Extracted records
--- START ---

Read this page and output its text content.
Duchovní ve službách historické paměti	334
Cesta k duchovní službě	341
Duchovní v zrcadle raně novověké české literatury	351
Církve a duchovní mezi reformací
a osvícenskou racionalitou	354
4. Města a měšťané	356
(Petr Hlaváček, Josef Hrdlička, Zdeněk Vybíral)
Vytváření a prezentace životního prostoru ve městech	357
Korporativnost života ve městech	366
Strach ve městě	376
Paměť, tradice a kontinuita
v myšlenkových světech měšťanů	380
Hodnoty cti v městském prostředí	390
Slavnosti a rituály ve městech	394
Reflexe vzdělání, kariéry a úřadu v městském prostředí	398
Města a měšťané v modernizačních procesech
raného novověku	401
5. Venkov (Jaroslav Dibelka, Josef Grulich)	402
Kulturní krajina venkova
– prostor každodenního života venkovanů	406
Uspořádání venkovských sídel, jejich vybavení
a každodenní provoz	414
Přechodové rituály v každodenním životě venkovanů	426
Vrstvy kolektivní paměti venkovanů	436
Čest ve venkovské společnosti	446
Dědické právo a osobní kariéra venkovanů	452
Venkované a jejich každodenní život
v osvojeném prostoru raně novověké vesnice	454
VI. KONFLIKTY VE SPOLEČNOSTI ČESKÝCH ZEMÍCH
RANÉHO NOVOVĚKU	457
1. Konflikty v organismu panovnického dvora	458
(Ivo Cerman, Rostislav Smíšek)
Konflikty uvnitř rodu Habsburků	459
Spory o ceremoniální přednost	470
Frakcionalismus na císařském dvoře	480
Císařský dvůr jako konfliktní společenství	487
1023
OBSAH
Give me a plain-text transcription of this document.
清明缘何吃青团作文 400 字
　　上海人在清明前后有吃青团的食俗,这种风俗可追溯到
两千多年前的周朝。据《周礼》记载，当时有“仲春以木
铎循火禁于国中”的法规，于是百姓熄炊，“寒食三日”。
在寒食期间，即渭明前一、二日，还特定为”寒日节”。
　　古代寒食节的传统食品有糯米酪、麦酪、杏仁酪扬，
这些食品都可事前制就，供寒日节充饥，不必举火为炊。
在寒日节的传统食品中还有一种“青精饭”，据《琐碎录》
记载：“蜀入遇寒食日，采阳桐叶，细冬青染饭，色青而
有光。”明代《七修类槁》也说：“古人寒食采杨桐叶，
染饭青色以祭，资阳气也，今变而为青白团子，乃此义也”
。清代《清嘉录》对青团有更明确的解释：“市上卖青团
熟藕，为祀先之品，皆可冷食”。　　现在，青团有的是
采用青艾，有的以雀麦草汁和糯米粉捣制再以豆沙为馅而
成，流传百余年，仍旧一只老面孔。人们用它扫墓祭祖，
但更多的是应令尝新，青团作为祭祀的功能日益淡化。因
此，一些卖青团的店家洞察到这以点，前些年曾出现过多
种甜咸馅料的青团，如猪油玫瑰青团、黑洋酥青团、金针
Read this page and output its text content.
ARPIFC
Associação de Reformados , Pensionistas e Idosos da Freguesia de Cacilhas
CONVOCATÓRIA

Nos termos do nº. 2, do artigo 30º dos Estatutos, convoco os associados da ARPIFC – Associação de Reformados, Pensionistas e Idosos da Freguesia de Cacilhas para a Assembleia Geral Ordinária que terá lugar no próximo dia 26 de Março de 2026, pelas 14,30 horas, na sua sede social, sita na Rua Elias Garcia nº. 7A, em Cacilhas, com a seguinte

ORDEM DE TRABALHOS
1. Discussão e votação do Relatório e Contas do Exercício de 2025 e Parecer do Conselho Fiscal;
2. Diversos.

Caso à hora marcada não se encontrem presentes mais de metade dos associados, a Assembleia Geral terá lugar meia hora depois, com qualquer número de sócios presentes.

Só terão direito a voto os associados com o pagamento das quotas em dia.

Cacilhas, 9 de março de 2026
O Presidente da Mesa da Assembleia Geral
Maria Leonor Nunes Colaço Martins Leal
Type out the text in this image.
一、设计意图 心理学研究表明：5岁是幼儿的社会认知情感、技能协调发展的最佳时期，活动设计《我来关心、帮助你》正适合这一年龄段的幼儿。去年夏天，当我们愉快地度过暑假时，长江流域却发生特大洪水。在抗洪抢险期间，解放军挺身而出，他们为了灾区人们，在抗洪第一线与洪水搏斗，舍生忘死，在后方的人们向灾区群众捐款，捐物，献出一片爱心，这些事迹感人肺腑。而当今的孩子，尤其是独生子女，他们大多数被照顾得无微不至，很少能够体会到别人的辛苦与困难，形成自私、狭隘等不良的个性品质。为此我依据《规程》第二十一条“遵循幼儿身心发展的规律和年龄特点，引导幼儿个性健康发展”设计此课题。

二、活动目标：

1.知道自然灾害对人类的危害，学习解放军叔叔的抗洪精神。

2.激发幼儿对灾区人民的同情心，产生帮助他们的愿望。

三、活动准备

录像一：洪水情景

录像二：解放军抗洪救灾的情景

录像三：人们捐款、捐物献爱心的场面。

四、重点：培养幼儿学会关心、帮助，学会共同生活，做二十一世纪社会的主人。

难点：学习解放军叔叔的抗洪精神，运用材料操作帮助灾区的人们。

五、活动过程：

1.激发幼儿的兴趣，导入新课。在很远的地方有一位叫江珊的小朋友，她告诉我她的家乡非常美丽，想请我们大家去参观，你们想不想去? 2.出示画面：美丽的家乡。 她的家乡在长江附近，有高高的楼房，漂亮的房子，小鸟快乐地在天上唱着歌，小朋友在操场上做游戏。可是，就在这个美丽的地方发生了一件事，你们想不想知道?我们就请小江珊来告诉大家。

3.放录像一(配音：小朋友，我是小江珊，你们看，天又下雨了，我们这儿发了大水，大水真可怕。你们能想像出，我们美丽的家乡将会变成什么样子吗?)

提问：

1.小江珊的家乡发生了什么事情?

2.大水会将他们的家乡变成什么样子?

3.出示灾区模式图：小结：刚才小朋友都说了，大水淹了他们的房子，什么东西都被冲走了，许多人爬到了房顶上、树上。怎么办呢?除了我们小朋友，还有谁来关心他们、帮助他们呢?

--- END ---

Pull out each line of the listing that holds the string "novověké".

Exercise result:
Duchovní v zrcadle raně novověké české literatury	351
v osvojeném prostoru raně novověké vesnice	454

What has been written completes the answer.